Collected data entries
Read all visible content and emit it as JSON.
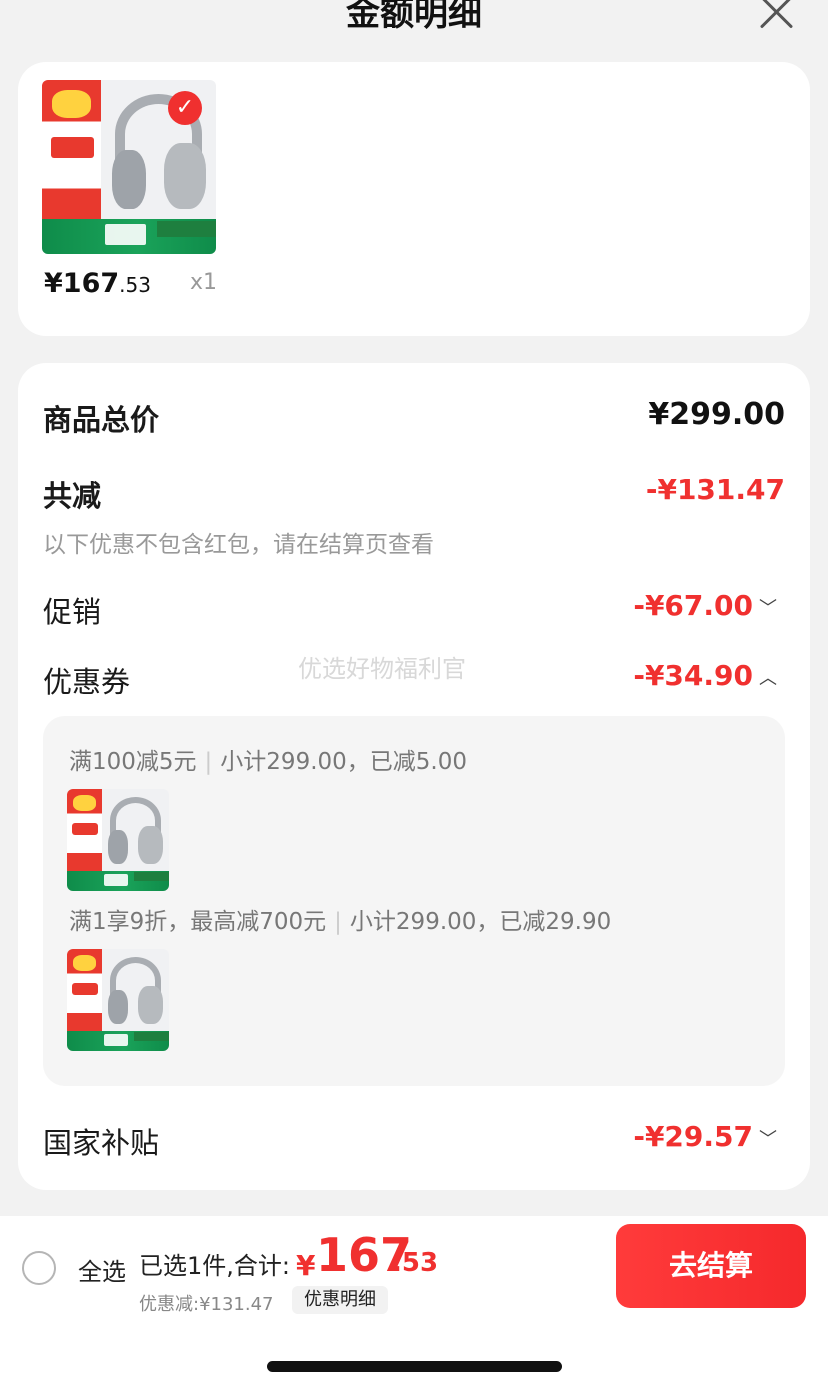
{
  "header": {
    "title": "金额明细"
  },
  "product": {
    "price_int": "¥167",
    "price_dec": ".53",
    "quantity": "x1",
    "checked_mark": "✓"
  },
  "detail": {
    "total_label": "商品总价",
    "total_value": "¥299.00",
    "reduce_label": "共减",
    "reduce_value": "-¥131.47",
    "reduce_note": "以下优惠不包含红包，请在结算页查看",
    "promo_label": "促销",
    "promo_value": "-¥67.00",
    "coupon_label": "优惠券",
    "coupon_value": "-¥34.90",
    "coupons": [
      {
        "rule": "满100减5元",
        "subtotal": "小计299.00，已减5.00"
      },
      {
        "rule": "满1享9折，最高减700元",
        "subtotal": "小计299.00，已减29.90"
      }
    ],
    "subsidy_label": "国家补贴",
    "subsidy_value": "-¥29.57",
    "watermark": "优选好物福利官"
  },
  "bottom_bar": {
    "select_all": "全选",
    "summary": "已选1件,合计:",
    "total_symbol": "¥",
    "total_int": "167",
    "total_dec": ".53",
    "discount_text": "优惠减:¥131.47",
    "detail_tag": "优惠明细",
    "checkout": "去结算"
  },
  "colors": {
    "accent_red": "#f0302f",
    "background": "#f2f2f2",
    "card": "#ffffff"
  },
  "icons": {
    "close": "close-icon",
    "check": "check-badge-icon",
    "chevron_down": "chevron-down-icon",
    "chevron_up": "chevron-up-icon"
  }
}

▶ **TASK**
Restate the data above word for word. Skip every picture.

▶ **RESPONSE TO THIS TASK**
Read all visible content and emit it as JSON.
{
  "header": {
    "title": "金额明细"
  },
  "product": {
    "price_int": "¥167",
    "price_dec": ".53",
    "quantity": "x1",
    "checked_mark": "✓"
  },
  "detail": {
    "total_label": "商品总价",
    "total_value": "¥299.00",
    "reduce_label": "共减",
    "reduce_value": "-¥131.47",
    "reduce_note": "以下优惠不包含红包，请在结算页查看",
    "promo_label": "促销",
    "promo_value": "-¥67.00",
    "coupon_label": "优惠券",
    "coupon_value": "-¥34.90",
    "coupons": [
      {
        "rule": "满100减5元",
        "subtotal": "小计299.00，已减5.00"
      },
      {
        "rule": "满1享9折，最高减700元",
        "subtotal": "小计299.00，已减29.90"
      }
    ],
    "subsidy_label": "国家补贴",
    "subsidy_value": "-¥29.57",
    "watermark": "优选好物福利官"
  },
  "bottom_bar": {
    "select_all": "全选",
    "summary": "已选1件,合计:",
    "total_symbol": "¥",
    "total_int": "167",
    "total_dec": ".53",
    "discount_text": "优惠减:¥131.47",
    "detail_tag": "优惠明细",
    "checkout": "去结算"
  },
  "colors": {
    "accent_red": "#f0302f",
    "background": "#f2f2f2",
    "card": "#ffffff"
  },
  "icons": {
    "close": "close-icon",
    "check": "check-badge-icon",
    "chevron_down": "chevron-down-icon",
    "chevron_up": "chevron-up-icon"
  }
}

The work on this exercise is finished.